What you will do - Take every line that has the string "screenshot" and copy it out.

++++ Information provided ++++

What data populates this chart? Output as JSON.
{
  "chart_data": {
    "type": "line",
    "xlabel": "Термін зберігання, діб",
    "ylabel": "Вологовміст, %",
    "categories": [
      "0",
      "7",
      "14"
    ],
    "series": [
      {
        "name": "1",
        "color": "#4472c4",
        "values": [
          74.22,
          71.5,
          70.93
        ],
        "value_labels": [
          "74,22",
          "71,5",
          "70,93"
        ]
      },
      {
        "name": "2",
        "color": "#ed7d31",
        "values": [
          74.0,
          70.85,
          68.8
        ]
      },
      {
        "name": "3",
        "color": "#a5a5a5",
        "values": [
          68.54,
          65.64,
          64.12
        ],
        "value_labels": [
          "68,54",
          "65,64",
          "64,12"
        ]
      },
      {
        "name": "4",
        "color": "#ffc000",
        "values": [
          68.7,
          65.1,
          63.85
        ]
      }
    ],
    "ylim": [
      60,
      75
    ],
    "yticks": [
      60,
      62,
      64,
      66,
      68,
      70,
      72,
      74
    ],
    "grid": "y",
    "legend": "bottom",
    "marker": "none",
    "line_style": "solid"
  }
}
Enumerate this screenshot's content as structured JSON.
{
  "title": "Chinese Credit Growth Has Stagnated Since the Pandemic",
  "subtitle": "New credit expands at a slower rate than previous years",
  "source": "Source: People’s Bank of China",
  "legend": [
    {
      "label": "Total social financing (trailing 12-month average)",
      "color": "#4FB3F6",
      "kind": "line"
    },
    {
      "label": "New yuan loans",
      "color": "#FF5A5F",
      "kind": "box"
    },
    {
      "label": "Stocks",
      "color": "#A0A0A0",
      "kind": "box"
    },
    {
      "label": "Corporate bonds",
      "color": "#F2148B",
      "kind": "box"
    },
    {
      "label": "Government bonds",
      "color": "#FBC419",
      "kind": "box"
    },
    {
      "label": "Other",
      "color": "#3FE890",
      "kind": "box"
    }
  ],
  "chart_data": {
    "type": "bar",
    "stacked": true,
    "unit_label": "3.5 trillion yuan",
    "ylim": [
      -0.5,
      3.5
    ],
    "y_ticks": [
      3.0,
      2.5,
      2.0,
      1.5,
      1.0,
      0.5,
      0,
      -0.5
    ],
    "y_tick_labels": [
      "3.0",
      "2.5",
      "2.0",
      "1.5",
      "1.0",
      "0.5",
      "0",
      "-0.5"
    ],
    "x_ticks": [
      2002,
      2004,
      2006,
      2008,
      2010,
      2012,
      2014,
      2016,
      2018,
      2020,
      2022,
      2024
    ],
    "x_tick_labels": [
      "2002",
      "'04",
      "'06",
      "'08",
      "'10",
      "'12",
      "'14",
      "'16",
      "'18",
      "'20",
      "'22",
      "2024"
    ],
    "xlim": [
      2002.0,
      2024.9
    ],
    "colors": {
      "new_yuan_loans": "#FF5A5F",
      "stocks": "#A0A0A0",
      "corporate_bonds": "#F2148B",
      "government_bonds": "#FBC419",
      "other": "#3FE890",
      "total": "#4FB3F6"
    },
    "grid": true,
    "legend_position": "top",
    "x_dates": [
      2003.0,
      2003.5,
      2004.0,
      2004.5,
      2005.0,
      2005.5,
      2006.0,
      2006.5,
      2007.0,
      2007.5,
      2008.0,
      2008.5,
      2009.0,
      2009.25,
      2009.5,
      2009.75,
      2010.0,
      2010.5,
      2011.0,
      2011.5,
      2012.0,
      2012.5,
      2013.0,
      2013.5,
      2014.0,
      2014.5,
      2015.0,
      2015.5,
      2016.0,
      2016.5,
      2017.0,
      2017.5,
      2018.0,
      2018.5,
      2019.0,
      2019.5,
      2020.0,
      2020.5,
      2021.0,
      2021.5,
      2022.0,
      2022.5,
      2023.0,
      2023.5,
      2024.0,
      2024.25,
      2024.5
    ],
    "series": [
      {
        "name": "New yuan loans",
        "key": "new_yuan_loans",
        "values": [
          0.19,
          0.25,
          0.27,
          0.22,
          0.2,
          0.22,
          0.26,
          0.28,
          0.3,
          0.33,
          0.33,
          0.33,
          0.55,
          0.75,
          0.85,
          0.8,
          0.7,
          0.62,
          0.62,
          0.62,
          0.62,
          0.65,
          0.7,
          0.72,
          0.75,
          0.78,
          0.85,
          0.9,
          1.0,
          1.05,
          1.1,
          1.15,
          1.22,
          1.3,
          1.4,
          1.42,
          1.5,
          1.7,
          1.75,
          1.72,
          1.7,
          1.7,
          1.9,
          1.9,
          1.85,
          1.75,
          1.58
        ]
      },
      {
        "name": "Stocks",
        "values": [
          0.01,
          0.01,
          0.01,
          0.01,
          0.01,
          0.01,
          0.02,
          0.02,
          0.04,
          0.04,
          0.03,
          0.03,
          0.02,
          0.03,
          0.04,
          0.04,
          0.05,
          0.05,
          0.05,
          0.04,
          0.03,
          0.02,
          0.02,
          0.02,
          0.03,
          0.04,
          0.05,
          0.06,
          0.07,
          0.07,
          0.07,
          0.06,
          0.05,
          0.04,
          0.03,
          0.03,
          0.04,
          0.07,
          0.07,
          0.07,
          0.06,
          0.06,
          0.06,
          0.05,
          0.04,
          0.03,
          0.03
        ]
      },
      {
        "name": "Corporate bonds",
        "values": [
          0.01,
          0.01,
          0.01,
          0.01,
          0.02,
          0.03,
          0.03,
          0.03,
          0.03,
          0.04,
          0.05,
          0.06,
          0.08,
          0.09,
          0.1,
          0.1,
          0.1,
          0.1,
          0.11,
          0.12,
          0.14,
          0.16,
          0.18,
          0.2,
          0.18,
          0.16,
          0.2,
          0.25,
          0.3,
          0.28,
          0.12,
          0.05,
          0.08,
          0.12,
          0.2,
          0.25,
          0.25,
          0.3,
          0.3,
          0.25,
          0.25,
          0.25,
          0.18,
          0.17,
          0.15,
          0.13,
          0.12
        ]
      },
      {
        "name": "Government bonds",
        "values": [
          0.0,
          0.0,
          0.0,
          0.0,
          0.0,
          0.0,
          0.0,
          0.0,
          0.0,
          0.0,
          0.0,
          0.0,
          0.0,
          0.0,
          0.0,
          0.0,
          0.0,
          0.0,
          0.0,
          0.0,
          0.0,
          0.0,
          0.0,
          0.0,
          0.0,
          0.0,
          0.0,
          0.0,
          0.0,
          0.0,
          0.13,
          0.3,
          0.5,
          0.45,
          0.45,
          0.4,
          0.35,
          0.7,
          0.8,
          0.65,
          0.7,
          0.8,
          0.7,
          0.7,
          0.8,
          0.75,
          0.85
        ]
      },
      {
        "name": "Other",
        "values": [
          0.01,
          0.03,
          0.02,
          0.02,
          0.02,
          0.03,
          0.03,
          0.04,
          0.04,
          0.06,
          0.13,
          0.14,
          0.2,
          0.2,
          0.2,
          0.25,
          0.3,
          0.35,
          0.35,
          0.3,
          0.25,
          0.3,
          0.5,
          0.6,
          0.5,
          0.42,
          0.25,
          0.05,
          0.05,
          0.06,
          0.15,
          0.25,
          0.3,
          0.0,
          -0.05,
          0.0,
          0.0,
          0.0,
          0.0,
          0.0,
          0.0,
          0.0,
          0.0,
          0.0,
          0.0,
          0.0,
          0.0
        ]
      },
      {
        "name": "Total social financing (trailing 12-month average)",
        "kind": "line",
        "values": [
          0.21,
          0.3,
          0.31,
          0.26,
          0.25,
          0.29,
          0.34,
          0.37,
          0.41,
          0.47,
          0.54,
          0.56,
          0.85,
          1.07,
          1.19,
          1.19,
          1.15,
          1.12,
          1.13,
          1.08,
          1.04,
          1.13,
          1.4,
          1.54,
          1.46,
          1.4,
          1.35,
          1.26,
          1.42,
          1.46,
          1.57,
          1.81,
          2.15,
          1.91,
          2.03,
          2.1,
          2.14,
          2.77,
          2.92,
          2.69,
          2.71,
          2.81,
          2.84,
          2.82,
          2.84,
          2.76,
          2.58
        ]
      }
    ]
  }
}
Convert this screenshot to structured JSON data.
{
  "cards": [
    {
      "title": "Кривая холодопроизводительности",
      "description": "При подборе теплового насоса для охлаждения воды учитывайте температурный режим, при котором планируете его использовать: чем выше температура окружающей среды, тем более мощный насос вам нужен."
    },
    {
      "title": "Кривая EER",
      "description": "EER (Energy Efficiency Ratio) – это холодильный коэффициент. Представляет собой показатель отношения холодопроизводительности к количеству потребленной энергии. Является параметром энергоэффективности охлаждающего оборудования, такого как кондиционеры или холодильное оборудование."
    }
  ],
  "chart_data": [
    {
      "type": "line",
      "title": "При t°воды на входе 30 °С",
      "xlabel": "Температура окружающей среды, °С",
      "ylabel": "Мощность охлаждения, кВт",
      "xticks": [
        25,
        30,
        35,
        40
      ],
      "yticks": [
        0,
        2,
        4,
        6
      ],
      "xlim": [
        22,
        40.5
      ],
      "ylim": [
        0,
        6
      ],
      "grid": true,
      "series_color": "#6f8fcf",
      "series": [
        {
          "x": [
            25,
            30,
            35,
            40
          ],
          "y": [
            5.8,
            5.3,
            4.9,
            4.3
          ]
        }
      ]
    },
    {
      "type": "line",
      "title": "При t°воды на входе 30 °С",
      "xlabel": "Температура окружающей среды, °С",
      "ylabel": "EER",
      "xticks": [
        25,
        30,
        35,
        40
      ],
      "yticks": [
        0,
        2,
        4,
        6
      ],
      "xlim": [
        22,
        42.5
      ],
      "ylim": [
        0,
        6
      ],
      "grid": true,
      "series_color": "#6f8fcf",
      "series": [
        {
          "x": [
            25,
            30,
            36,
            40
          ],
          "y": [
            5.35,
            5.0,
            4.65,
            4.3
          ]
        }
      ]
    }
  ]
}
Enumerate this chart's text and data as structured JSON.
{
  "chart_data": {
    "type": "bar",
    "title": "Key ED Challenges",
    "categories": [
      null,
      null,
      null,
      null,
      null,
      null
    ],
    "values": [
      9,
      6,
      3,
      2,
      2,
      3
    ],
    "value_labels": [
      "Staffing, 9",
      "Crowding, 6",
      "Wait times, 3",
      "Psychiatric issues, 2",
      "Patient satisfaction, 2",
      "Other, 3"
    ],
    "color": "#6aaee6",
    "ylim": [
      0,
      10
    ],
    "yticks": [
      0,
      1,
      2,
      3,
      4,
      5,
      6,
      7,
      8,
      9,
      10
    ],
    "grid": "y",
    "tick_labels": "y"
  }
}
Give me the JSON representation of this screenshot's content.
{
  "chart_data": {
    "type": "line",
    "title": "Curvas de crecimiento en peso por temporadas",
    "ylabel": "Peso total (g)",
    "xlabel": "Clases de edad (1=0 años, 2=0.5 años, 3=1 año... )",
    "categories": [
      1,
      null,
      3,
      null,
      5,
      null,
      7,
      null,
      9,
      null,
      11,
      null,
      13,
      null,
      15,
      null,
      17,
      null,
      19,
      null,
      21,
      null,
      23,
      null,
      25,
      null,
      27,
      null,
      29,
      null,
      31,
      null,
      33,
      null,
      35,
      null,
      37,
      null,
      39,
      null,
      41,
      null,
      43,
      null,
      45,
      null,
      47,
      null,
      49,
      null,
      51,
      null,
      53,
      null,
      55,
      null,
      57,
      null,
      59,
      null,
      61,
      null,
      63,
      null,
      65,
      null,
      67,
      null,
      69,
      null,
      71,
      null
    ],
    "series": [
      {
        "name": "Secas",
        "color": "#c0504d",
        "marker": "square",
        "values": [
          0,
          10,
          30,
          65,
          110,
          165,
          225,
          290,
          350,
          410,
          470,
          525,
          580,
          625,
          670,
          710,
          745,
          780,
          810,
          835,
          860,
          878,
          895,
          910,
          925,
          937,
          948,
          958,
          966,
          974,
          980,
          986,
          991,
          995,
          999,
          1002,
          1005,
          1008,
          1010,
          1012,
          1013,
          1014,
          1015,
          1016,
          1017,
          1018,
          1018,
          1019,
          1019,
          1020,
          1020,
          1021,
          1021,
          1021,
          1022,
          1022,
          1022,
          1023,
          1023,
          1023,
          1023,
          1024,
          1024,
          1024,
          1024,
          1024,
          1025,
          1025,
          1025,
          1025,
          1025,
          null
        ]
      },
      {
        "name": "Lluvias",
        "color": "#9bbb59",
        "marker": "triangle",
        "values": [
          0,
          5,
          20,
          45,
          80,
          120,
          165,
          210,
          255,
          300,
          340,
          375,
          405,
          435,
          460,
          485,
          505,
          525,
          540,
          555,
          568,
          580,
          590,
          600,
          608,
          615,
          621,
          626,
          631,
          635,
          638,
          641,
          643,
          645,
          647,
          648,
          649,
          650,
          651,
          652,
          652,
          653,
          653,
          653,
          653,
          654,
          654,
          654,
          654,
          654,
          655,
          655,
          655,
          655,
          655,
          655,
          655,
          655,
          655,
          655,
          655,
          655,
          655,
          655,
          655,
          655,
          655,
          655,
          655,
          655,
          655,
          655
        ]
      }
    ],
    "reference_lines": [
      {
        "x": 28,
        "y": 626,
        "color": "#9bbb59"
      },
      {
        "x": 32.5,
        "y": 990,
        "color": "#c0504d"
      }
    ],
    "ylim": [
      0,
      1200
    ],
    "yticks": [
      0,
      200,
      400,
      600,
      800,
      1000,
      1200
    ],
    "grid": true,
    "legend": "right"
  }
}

++++

Completed task -
Enumerate this screenshot's content as structured JSON.
Convert this screenshot to structured JSON data.
Give me the JSON representation of this screenshot's content.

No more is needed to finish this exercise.